(Provided data)
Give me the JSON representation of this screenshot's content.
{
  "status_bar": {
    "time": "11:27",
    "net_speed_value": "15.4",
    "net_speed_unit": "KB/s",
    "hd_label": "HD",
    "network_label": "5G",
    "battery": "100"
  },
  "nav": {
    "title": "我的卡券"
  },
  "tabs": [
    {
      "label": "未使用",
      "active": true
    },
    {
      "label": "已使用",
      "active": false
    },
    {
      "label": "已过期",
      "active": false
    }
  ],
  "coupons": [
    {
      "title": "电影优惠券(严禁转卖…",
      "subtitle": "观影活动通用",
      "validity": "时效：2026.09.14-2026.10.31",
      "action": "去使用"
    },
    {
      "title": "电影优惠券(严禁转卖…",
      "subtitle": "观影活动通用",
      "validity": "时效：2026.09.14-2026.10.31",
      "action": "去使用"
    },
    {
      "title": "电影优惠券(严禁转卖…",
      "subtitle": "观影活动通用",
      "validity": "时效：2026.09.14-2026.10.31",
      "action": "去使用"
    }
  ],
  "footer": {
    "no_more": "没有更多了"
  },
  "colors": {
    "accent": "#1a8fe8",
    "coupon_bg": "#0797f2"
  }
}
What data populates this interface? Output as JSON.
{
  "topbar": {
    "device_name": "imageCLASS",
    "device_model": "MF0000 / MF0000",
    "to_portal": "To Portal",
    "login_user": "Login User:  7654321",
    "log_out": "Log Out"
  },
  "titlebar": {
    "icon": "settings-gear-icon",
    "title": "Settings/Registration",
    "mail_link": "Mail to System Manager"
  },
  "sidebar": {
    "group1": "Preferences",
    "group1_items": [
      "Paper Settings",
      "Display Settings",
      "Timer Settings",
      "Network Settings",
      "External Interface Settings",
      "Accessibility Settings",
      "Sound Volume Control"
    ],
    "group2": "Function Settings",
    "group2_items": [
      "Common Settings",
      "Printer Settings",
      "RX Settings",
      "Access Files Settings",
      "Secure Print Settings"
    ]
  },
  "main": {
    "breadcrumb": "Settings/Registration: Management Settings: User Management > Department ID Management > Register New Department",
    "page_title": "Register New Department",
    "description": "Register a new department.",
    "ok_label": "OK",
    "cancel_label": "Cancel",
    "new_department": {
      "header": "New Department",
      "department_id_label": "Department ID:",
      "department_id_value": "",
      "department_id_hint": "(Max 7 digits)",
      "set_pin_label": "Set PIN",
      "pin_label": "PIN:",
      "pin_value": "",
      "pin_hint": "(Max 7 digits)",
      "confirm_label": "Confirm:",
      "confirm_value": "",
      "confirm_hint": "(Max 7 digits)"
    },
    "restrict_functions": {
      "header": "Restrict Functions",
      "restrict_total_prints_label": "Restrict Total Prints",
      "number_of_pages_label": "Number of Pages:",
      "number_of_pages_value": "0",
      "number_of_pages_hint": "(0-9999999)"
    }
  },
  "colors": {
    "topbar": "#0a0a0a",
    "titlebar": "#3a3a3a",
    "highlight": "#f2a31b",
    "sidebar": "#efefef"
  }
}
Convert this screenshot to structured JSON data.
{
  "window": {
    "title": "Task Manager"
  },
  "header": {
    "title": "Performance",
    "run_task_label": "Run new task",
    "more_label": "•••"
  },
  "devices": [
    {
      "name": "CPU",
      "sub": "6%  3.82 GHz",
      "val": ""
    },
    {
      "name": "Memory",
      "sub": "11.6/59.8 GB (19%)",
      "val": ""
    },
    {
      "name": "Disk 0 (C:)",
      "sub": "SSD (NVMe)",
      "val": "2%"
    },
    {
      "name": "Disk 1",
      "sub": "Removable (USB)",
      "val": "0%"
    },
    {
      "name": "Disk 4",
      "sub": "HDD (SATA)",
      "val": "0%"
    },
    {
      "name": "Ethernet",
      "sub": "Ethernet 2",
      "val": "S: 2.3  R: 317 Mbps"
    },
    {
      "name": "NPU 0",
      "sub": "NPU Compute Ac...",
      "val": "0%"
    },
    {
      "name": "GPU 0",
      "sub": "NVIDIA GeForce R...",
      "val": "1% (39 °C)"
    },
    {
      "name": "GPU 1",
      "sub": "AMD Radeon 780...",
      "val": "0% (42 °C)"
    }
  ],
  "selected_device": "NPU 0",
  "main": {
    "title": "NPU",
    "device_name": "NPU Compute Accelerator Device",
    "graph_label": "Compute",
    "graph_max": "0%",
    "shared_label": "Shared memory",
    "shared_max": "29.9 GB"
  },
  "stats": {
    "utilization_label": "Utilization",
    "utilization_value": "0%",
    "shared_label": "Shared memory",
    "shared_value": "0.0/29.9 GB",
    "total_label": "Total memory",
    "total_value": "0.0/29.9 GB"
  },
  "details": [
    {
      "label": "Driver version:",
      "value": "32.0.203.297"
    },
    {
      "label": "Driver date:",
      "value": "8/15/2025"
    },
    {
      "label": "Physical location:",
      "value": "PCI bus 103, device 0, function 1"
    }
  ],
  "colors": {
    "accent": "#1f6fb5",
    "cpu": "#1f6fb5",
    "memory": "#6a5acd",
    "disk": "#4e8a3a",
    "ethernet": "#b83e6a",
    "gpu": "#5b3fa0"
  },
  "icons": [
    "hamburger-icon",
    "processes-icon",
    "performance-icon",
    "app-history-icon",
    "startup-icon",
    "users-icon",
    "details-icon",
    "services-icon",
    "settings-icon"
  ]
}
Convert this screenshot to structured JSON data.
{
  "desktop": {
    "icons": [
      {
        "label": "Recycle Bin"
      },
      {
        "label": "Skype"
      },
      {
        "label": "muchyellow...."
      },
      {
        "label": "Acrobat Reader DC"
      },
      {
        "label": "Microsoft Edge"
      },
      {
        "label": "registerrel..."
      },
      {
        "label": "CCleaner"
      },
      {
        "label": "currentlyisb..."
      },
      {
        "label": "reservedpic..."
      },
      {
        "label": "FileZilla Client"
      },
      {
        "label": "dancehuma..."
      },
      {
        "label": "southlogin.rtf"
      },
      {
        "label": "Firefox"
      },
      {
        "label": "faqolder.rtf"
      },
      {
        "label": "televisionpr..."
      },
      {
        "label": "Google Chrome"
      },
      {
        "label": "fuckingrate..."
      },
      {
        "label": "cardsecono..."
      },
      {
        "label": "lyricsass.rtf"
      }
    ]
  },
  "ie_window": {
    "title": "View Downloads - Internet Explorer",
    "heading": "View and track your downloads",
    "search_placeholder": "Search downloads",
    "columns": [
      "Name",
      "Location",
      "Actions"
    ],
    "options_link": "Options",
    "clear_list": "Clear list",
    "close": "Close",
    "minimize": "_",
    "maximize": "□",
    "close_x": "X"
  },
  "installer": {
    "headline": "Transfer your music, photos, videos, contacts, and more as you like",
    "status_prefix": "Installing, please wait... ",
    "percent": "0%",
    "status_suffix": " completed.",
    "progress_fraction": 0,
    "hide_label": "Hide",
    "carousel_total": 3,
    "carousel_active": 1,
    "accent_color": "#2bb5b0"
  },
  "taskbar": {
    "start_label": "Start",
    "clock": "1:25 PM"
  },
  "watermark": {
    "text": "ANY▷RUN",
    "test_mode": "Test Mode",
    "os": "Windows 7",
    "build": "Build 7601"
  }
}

(Written request) Return the entries above exactly, each one complete.

(Answer for this exercise)
Give me the JSON representation of this screenshot's content.
{
  "status_bar": {
    "time": "11:27",
    "net_speed_value": "15.4",
    "net_speed_unit": "KB/s",
    "hd_label": "HD",
    "network_label": "5G",
    "battery": "100"
  },
  "nav": {
    "title": "我的卡券"
  },
  "tabs": [
    {
      "label": "未使用",
      "active": true
    },
    {
      "label": "已使用",
      "active": false
    },
    {
      "label": "已过期",
      "active": false
    }
  ],
  "coupons": [
    {
      "title": "电影优惠券(严禁转卖…",
      "subtitle": "观影活动通用",
      "validity": "时效：2026.09.14-2026.10.31",
      "action": "去使用"
    },
    {
      "title": "电影优惠券(严禁转卖…",
      "subtitle": "观影活动通用",
      "validity": "时效：2026.09.14-2026.10.31",
      "action": "去使用"
    },
    {
      "title": "电影优惠券(严禁转卖…",
      "subtitle": "观影活动通用",
      "validity": "时效：2026.09.14-2026.10.31",
      "action": "去使用"
    }
  ],
  "footer": {
    "no_more": "没有更多了"
  },
  "colors": {
    "accent": "#1a8fe8",
    "coupon_bg": "#0797f2"
  }
}
What data populates this interface? Output as JSON.
{
  "topbar": {
    "device_name": "imageCLASS",
    "device_model": "MF0000 / MF0000",
    "to_portal": "To Portal",
    "login_user": "Login User:  7654321",
    "log_out": "Log Out"
  },
  "titlebar": {
    "icon": "settings-gear-icon",
    "title": "Settings/Registration",
    "mail_link": "Mail to System Manager"
  },
  "sidebar": {
    "group1": "Preferences",
    "group1_items": [
      "Paper Settings",
      "Display Settings",
      "Timer Settings",
      "Network Settings",
      "External Interface Settings",
      "Accessibility Settings",
      "Sound Volume Control"
    ],
    "group2": "Function Settings",
    "group2_items": [
      "Common Settings",
      "Printer Settings",
      "RX Settings",
      "Access Files Settings",
      "Secure Print Settings"
    ]
  },
  "main": {
    "breadcrumb": "Settings/Registration: Management Settings: User Management > Department ID Management > Register New Department",
    "page_title": "Register New Department",
    "description": "Register a new department.",
    "ok_label": "OK",
    "cancel_label": "Cancel",
    "new_department": {
      "header": "New Department",
      "department_id_label": "Department ID:",
      "department_id_value": "",
      "department_id_hint": "(Max 7 digits)",
      "set_pin_label": "Set PIN",
      "pin_label": "PIN:",
      "pin_value": "",
      "pin_hint": "(Max 7 digits)",
      "confirm_label": "Confirm:",
      "confirm_value": "",
      "confirm_hint": "(Max 7 digits)"
    },
    "restrict_functions": {
      "header": "Restrict Functions",
      "restrict_total_prints_label": "Restrict Total Prints",
      "number_of_pages_label": "Number of Pages:",
      "number_of_pages_value": "0",
      "number_of_pages_hint": "(0-9999999)"
    }
  },
  "colors": {
    "topbar": "#0a0a0a",
    "titlebar": "#3a3a3a",
    "highlight": "#f2a31b",
    "sidebar": "#efefef"
  }
}
Convert this screenshot to structured JSON data.
{
  "window": {
    "title": "Task Manager"
  },
  "header": {
    "title": "Performance",
    "run_task_label": "Run new task",
    "more_label": "•••"
  },
  "devices": [
    {
      "name": "CPU",
      "sub": "6%  3.82 GHz",
      "val": ""
    },
    {
      "name": "Memory",
      "sub": "11.6/59.8 GB (19%)",
      "val": ""
    },
    {
      "name": "Disk 0 (C:)",
      "sub": "SSD (NVMe)",
      "val": "2%"
    },
    {
      "name": "Disk 1",
      "sub": "Removable (USB)",
      "val": "0%"
    },
    {
      "name": "Disk 4",
      "sub": "HDD (SATA)",
      "val": "0%"
    },
    {
      "name": "Ethernet",
      "sub": "Ethernet 2",
      "val": "S: 2.3  R: 317 Mbps"
    },
    {
      "name": "NPU 0",
      "sub": "NPU Compute Ac...",
      "val": "0%"
    },
    {
      "name": "GPU 0",
      "sub": "NVIDIA GeForce R...",
      "val": "1% (39 °C)"
    },
    {
      "name": "GPU 1",
      "sub": "AMD Radeon 780...",
      "val": "0% (42 °C)"
    }
  ],
  "selected_device": "NPU 0",
  "main": {
    "title": "NPU",
    "device_name": "NPU Compute Accelerator Device",
    "graph_label": "Compute",
    "graph_max": "0%",
    "shared_label": "Shared memory",
    "shared_max": "29.9 GB"
  },
  "stats": {
    "utilization_label": "Utilization",
    "utilization_value": "0%",
    "shared_label": "Shared memory",
    "shared_value": "0.0/29.9 GB",
    "total_label": "Total memory",
    "total_value": "0.0/29.9 GB"
  },
  "details": [
    {
      "label": "Driver version:",
      "value": "32.0.203.297"
    },
    {
      "label": "Driver date:",
      "value": "8/15/2025"
    },
    {
      "label": "Physical location:",
      "value": "PCI bus 103, device 0, function 1"
    }
  ],
  "colors": {
    "accent": "#1f6fb5",
    "cpu": "#1f6fb5",
    "memory": "#6a5acd",
    "disk": "#4e8a3a",
    "ethernet": "#b83e6a",
    "gpu": "#5b3fa0"
  },
  "icons": [
    "hamburger-icon",
    "processes-icon",
    "performance-icon",
    "app-history-icon",
    "startup-icon",
    "users-icon",
    "details-icon",
    "services-icon",
    "settings-icon"
  ]
}
Convert this screenshot to structured JSON data.
{
  "desktop": {
    "icons": [
      {
        "label": "Recycle Bin"
      },
      {
        "label": "Skype"
      },
      {
        "label": "muchyellow...."
      },
      {
        "label": "Acrobat Reader DC"
      },
      {
        "label": "Microsoft Edge"
      },
      {
        "label": "registerrel..."
      },
      {
        "label": "CCleaner"
      },
      {
        "label": "currentlyisb..."
      },
      {
        "label": "reservedpic..."
      },
      {
        "label": "FileZilla Client"
      },
      {
        "label": "dancehuma..."
      },
      {
        "label": "southlogin.rtf"
      },
      {
        "label": "Firefox"
      },
      {
        "label": "faqolder.rtf"
      },
      {
        "label": "televisionpr..."
      },
      {
        "label": "Google Chrome"
      },
      {
        "label": "fuckingrate..."
      },
      {
        "label": "cardsecono..."
      },
      {
        "label": "lyricsass.rtf"
      }
    ]
  },
  "ie_window": {
    "title": "View Downloads - Internet Explorer",
    "heading": "View and track your downloads",
    "search_placeholder": "Search downloads",
    "columns": [
      "Name",
      "Location",
      "Actions"
    ],
    "options_link": "Options",
    "clear_list": "Clear list",
    "close": "Close",
    "minimize": "_",
    "maximize": "□",
    "close_x": "X"
  },
  "installer": {
    "headline": "Transfer your music, photos, videos, contacts, and more as you like",
    "status_prefix": "Installing, please wait... ",
    "percent": "0%",
    "status_suffix": " completed.",
    "progress_fraction": 0,
    "hide_label": "Hide",
    "carousel_total": 3,
    "carousel_active": 1,
    "accent_color": "#2bb5b0"
  },
  "taskbar": {
    "start_label": "Start",
    "clock": "1:25 PM"
  },
  "watermark": {
    "text": "ANY▷RUN",
    "test_mode": "Test Mode",
    "os": "Windows 7",
    "build": "Build 7601"
  }
}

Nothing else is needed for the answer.